### Job
Make an exact copy of all the material below, apart from the pictures.

### The records
=-=-=

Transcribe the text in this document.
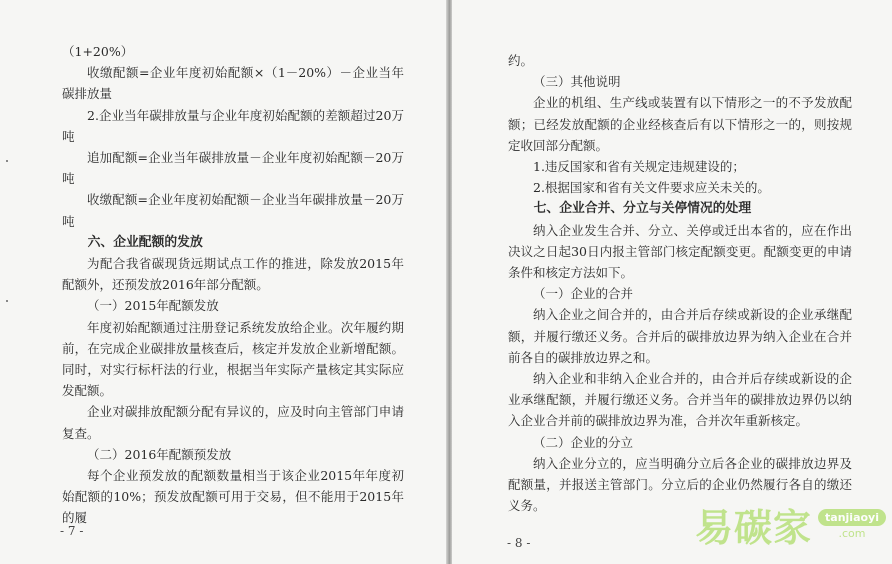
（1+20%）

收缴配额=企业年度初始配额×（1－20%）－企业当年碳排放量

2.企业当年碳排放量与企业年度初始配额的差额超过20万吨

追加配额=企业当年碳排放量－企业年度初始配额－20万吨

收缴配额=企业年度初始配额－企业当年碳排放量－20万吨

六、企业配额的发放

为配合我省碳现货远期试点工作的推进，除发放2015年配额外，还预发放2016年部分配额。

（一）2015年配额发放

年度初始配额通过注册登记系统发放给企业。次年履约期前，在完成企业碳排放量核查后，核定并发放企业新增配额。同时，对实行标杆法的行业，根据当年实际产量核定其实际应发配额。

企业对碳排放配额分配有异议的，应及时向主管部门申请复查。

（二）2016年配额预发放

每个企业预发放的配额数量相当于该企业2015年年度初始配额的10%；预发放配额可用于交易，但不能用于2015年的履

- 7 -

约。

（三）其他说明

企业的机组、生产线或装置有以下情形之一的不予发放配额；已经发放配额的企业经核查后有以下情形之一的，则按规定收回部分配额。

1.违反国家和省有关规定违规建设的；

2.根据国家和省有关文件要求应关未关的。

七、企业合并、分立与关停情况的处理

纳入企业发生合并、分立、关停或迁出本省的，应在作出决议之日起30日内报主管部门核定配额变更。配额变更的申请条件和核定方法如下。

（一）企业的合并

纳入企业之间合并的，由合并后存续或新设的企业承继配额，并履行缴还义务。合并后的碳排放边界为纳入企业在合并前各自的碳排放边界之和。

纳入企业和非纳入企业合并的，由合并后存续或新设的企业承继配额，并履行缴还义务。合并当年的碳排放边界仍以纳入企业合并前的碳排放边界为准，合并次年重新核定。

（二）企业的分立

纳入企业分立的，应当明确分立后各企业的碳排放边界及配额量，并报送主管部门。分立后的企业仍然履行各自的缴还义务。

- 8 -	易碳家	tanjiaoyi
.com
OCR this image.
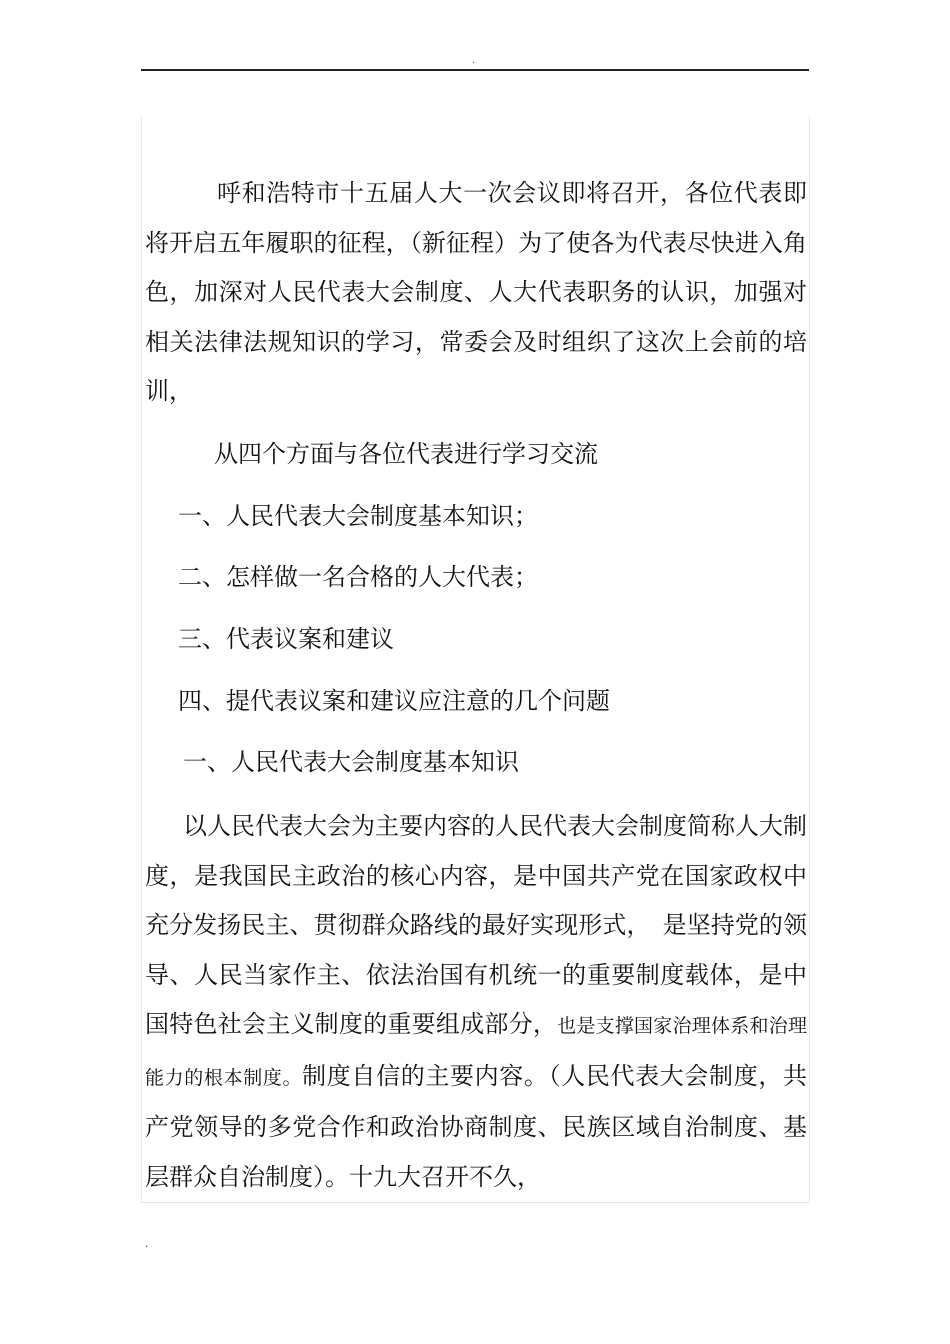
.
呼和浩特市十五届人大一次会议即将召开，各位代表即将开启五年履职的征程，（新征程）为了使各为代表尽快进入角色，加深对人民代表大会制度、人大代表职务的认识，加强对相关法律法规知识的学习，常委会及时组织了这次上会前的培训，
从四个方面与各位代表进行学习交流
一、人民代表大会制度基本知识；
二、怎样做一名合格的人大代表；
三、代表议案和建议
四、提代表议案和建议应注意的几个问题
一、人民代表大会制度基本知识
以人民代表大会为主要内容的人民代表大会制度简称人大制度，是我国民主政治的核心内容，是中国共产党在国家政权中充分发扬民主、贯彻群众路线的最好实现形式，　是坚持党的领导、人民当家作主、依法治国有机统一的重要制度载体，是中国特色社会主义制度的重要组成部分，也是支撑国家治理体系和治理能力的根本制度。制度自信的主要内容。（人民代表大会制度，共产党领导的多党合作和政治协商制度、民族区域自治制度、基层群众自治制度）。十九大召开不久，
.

=-=-=

### Problem solution
Transcribe the text in this document.
（1+20%）

收缴配额=企业年度初始配额×（1－20%）－企业当年碳排放量

2.企业当年碳排放量与企业年度初始配额的差额超过20万吨

追加配额=企业当年碳排放量－企业年度初始配额－20万吨

收缴配额=企业年度初始配额－企业当年碳排放量－20万吨

六、企业配额的发放

为配合我省碳现货远期试点工作的推进，除发放2015年配额外，还预发放2016年部分配额。

（一）2015年配额发放

年度初始配额通过注册登记系统发放给企业。次年履约期前，在完成企业碳排放量核查后，核定并发放企业新增配额。同时，对实行标杆法的行业，根据当年实际产量核定其实际应发配额。

企业对碳排放配额分配有异议的，应及时向主管部门申请复查。

（二）2016年配额预发放

每个企业预发放的配额数量相当于该企业2015年年度初始配额的10%；预发放配额可用于交易，但不能用于2015年的履

- 7 -

约。

（三）其他说明

企业的机组、生产线或装置有以下情形之一的不予发放配额；已经发放配额的企业经核查后有以下情形之一的，则按规定收回部分配额。

1.违反国家和省有关规定违规建设的；

2.根据国家和省有关文件要求应关未关的。

七、企业合并、分立与关停情况的处理

纳入企业发生合并、分立、关停或迁出本省的，应在作出决议之日起30日内报主管部门核定配额变更。配额变更的申请条件和核定方法如下。

（一）企业的合并

纳入企业之间合并的，由合并后存续或新设的企业承继配额，并履行缴还义务。合并后的碳排放边界为纳入企业在合并前各自的碳排放边界之和。

纳入企业和非纳入企业合并的，由合并后存续或新设的企业承继配额，并履行缴还义务。合并当年的碳排放边界仍以纳入企业合并前的碳排放边界为准，合并次年重新核定。

（二）企业的分立

纳入企业分立的，应当明确分立后各企业的碳排放边界及配额量，并报送主管部门。分立后的企业仍然履行各自的缴还义务。

- 8 -	易碳家	tanjiaoyi
.com
OCR this image.
.
呼和浩特市十五届人大一次会议即将召开，各位代表即将开启五年履职的征程，（新征程）为了使各为代表尽快进入角色，加深对人民代表大会制度、人大代表职务的认识，加强对相关法律法规知识的学习，常委会及时组织了这次上会前的培训，
从四个方面与各位代表进行学习交流
一、人民代表大会制度基本知识；
二、怎样做一名合格的人大代表；
三、代表议案和建议
四、提代表议案和建议应注意的几个问题
一、人民代表大会制度基本知识
以人民代表大会为主要内容的人民代表大会制度简称人大制度，是我国民主政治的核心内容，是中国共产党在国家政权中充分发扬民主、贯彻群众路线的最好实现形式，　是坚持党的领导、人民当家作主、依法治国有机统一的重要制度载体，是中国特色社会主义制度的重要组成部分，也是支撑国家治理体系和治理能力的根本制度。制度自信的主要内容。（人民代表大会制度，共产党领导的多党合作和政治协商制度、民族区域自治制度、基层群众自治制度）。十九大召开不久，
.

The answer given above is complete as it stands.